● Work to complete
Exactly as they appear, output all of the records. Skip any images.

● Raw data
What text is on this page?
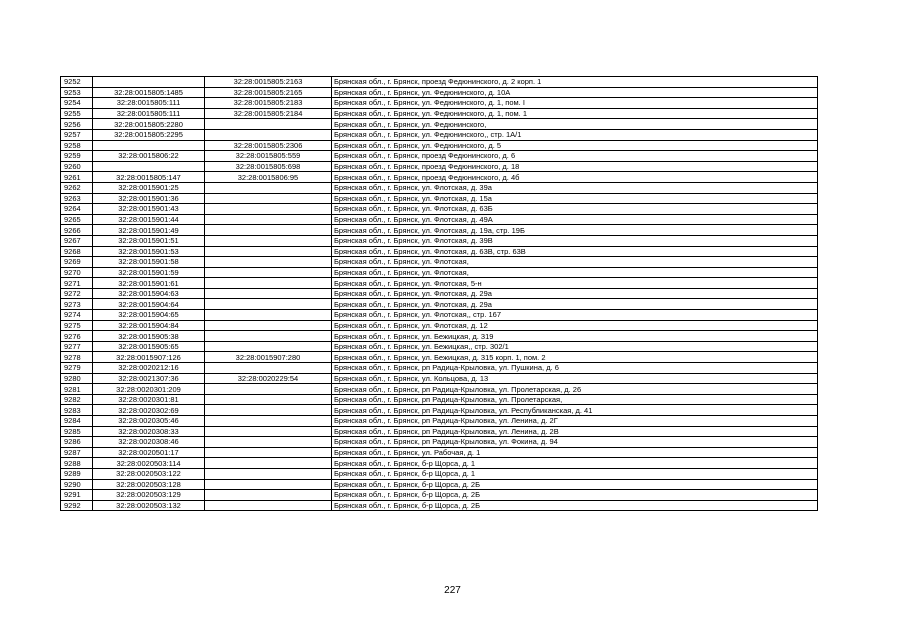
9252		32:28:0015805:2163	Брянская обл., г. Брянск, проезд Федюнинского, д. 2 корп. 1
9253	32:28:0015805:1485	32:28:0015805:2165	Брянская обл., г. Брянск, ул. Федюнинского, д. 10А
9254	32:28:0015805:111	32:28:0015805:2183	Брянская обл., г. Брянск, ул. Федюнинского, д. 1, пом. I
9255	32:28:0015805:111	32:28:0015805:2184	Брянская обл., г. Брянск, ул. Федюнинского, д. 1, пом. 1
9256	32:28:0015805:2280		Брянская обл., г. Брянск, ул. Федюнинского,
9257	32:28:0015805:2295		Брянская обл., г. Брянск, ул. Федюнинского,, стр. 1А/1
9258		32:28:0015805:2306	Брянская обл., г. Брянск, ул. Федюнинского, д. 5
9259	32:28:0015806:22	32:28:0015805:559	Брянская обл., г. Брянск, проезд Федюнинского, д. 6
9260		32:28:0015805:698	Брянская обл., г. Брянск, проезд Федюнинского, д. 18
9261	32:28:0015805:147	32:28:0015806:95	Брянская обл., г. Брянск, проезд Федюнинского, д. 4б
9262	32:28:0015901:25		Брянская обл., г. Брянск, ул. Флотская, д. 39а
9263	32:28:0015901:36		Брянская обл., г. Брянск, ул. Флотская, д. 15а
9264	32:28:0015901:43		Брянская обл., г. Брянск, ул. Флотская, д. 63Б
9265	32:28:0015901:44		Брянская обл., г. Брянск, ул. Флотская, д. 49А
9266	32:28:0015901:49		Брянская обл., г. Брянск, ул. Флотская, д. 19а, стр. 19Б
9267	32:28:0015901:51		Брянская обл., г. Брянск, ул. Флотская, д. 39В
9268	32:28:0015901:53		Брянская обл., г. Брянск, ул. Флотская, д. 63В, стр. 63В
9269	32:28:0015901:58		Брянская обл., г. Брянск, ул. Флотская,
9270	32:28:0015901:59		Брянская обл., г. Брянск, ул. Флотская,
9271	32:28:0015901:61		Брянская обл., г. Брянск, ул. Флотская, 5-н
9272	32:28:0015904:63		Брянская обл., г. Брянск, ул. Флотская, д. 29а
9273	32:28:0015904:64		Брянская обл., г. Брянск, ул. Флотская, д. 29а
9274	32:28:0015904:65		Брянская обл., г. Брянск, ул. Флотская,, стр. 167
9275	32:28:0015904:84		Брянская обл., г. Брянск, ул. Флотская, д. 12
9276	32:28:0015905:38		Брянская обл., г. Брянск, ул. Бежицкая, д. 319
9277	32:28:0015905:65		Брянская обл., г. Брянск, ул. Бежицкая,, стр. 302/1
9278	32:28:0015907:126	32:28:0015907:280	Брянская обл., г. Брянск, ул. Бежицкая, д. 315 корп. 1, пом. 2
9279	32:28:0020212:16		Брянская обл., г. Брянск, рп Радица-Крыловка, ул. Пушкина, д. 6
9280	32:28:0021307:36	32:28:0020229:54	Брянская обл., г. Брянск, ул. Кольцова, д. 13
9281	32:28:0020301:209		Брянская обл., г. Брянск, рп Радица-Крыловка, ул. Пролетарская, д. 26
9282	32:28:0020301:81		Брянская обл., г. Брянск, рп Радица-Крыловка, ул. Пролетарская,
9283	32:28:0020302:69		Брянская обл., г. Брянск, рп Радица-Крыловка, ул. Республиканская, д. 41
9284	32:28:0020305:46		Брянская обл., г. Брянск, рп Радица-Крыловка, ул. Ленина, д. 2Г
9285	32:28:0020308:33		Брянская обл., г. Брянск, рп Радица-Крыловка, ул. Ленина, д. 2В
9286	32:28:0020308:46		Брянская обл., г. Брянск, рп Радица-Крыловка, ул. Фокина, д. 94
9287	32:28:0020501:17		Брянская обл., г. Брянск, ул. Рабочая, д. 1
9288	32:28:0020503:114		Брянская обл., г. Брянск, б-р Щорса, д. 1
9289	32:28:0020503:122		Брянская обл., г. Брянск, б-р Щорса, д. 1
9290	32:28:0020503:128		Брянская обл., г. Брянск, б-р Щорса, д. 2Б
9291	32:28:0020503:129		Брянская обл., г. Брянск, б-р Щорса, д. 2Б
9292	32:28:0020503:132		Брянская обл., г. Брянск, б-р Щорса, д. 2Б
227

● Answer for the task
What text is on this page?
9252		32:28:0015805:2163	Брянская обл., г. Брянск, проезд Федюнинского, д. 2 корп. 1
9253	32:28:0015805:1485	32:28:0015805:2165	Брянская обл., г. Брянск, ул. Федюнинского, д. 10А
9254	32:28:0015805:111	32:28:0015805:2183	Брянская обл., г. Брянск, ул. Федюнинского, д. 1, пом. I
9255	32:28:0015805:111	32:28:0015805:2184	Брянская обл., г. Брянск, ул. Федюнинского, д. 1, пом. 1
9256	32:28:0015805:2280		Брянская обл., г. Брянск, ул. Федюнинского,
9257	32:28:0015805:2295		Брянская обл., г. Брянск, ул. Федюнинского,, стр. 1А/1
9258		32:28:0015805:2306	Брянская обл., г. Брянск, ул. Федюнинского, д. 5
9259	32:28:0015806:22	32:28:0015805:559	Брянская обл., г. Брянск, проезд Федюнинского, д. 6
9260		32:28:0015805:698	Брянская обл., г. Брянск, проезд Федюнинского, д. 18
9261	32:28:0015805:147	32:28:0015806:95	Брянская обл., г. Брянск, проезд Федюнинского, д. 4б
9262	32:28:0015901:25		Брянская обл., г. Брянск, ул. Флотская, д. 39а
9263	32:28:0015901:36		Брянская обл., г. Брянск, ул. Флотская, д. 15а
9264	32:28:0015901:43		Брянская обл., г. Брянск, ул. Флотская, д. 63Б
9265	32:28:0015901:44		Брянская обл., г. Брянск, ул. Флотская, д. 49А
9266	32:28:0015901:49		Брянская обл., г. Брянск, ул. Флотская, д. 19а, стр. 19Б
9267	32:28:0015901:51		Брянская обл., г. Брянск, ул. Флотская, д. 39В
9268	32:28:0015901:53		Брянская обл., г. Брянск, ул. Флотская, д. 63В, стр. 63В
9269	32:28:0015901:58		Брянская обл., г. Брянск, ул. Флотская,
9270	32:28:0015901:59		Брянская обл., г. Брянск, ул. Флотская,
9271	32:28:0015901:61		Брянская обл., г. Брянск, ул. Флотская, 5-н
9272	32:28:0015904:63		Брянская обл., г. Брянск, ул. Флотская, д. 29а
9273	32:28:0015904:64		Брянская обл., г. Брянск, ул. Флотская, д. 29а
9274	32:28:0015904:65		Брянская обл., г. Брянск, ул. Флотская,, стр. 167
9275	32:28:0015904:84		Брянская обл., г. Брянск, ул. Флотская, д. 12
9276	32:28:0015905:38		Брянская обл., г. Брянск, ул. Бежицкая, д. 319
9277	32:28:0015905:65		Брянская обл., г. Брянск, ул. Бежицкая,, стр. 302/1
9278	32:28:0015907:126	32:28:0015907:280	Брянская обл., г. Брянск, ул. Бежицкая, д. 315 корп. 1, пом. 2
9279	32:28:0020212:16		Брянская обл., г. Брянск, рп Радица-Крыловка, ул. Пушкина, д. 6
9280	32:28:0021307:36	32:28:0020229:54	Брянская обл., г. Брянск, ул. Кольцова, д. 13
9281	32:28:0020301:209		Брянская обл., г. Брянск, рп Радица-Крыловка, ул. Пролетарская, д. 26
9282	32:28:0020301:81		Брянская обл., г. Брянск, рп Радица-Крыловка, ул. Пролетарская,
9283	32:28:0020302:69		Брянская обл., г. Брянск, рп Радица-Крыловка, ул. Республиканская, д. 41
9284	32:28:0020305:46		Брянская обл., г. Брянск, рп Радица-Крыловка, ул. Ленина, д. 2Г
9285	32:28:0020308:33		Брянская обл., г. Брянск, рп Радица-Крыловка, ул. Ленина, д. 2В
9286	32:28:0020308:46		Брянская обл., г. Брянск, рп Радица-Крыловка, ул. Фокина, д. 94
9287	32:28:0020501:17		Брянская обл., г. Брянск, ул. Рабочая, д. 1
9288	32:28:0020503:114		Брянская обл., г. Брянск, б-р Щорса, д. 1
9289	32:28:0020503:122		Брянская обл., г. Брянск, б-р Щорса, д. 1
9290	32:28:0020503:128		Брянская обл., г. Брянск, б-р Щорса, д. 2Б
9291	32:28:0020503:129		Брянская обл., г. Брянск, б-р Щорса, д. 2Б
9292	32:28:0020503:132		Брянская обл., г. Брянск, б-р Щорса, д. 2Б
227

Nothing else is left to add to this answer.